= GIVEN PROBLEM =
In your copy, leave out the pictures; write out all the data exactly.

= DATA FOR THE TASK =
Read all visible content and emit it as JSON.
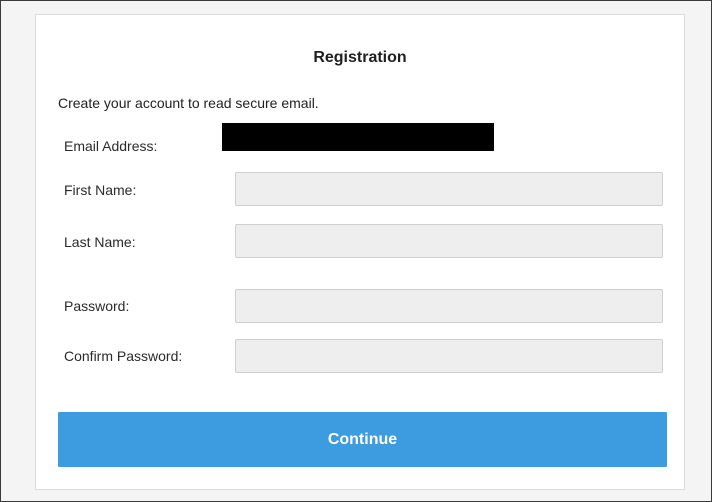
{
  "form": {
    "title": "Registration",
    "subtitle": "Create your account to read secure email.",
    "fields": {
      "email_label": "Email Address:",
      "first_name_label": "First Name:",
      "last_name_label": "Last Name:",
      "password_label": "Password:",
      "confirm_password_label": "Confirm Password:"
    },
    "values": {
      "first_name": "",
      "last_name": "",
      "password": "",
      "confirm_password": ""
    },
    "continue_label": "Continue"
  },
  "colors": {
    "button": "#3d9be0",
    "input_background": "#eeeeee",
    "redaction": "#000000"
  }
}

= OUTPUT OF THE TASK =
Read all visible content and emit it as JSON.
{
  "form": {
    "title": "Registration",
    "subtitle": "Create your account to read secure email.",
    "fields": {
      "email_label": "Email Address:",
      "first_name_label": "First Name:",
      "last_name_label": "Last Name:",
      "password_label": "Password:",
      "confirm_password_label": "Confirm Password:"
    },
    "values": {
      "first_name": "",
      "last_name": "",
      "password": "",
      "confirm_password": ""
    },
    "continue_label": "Continue"
  },
  "colors": {
    "button": "#3d9be0",
    "input_background": "#eeeeee",
    "redaction": "#000000"
  }
}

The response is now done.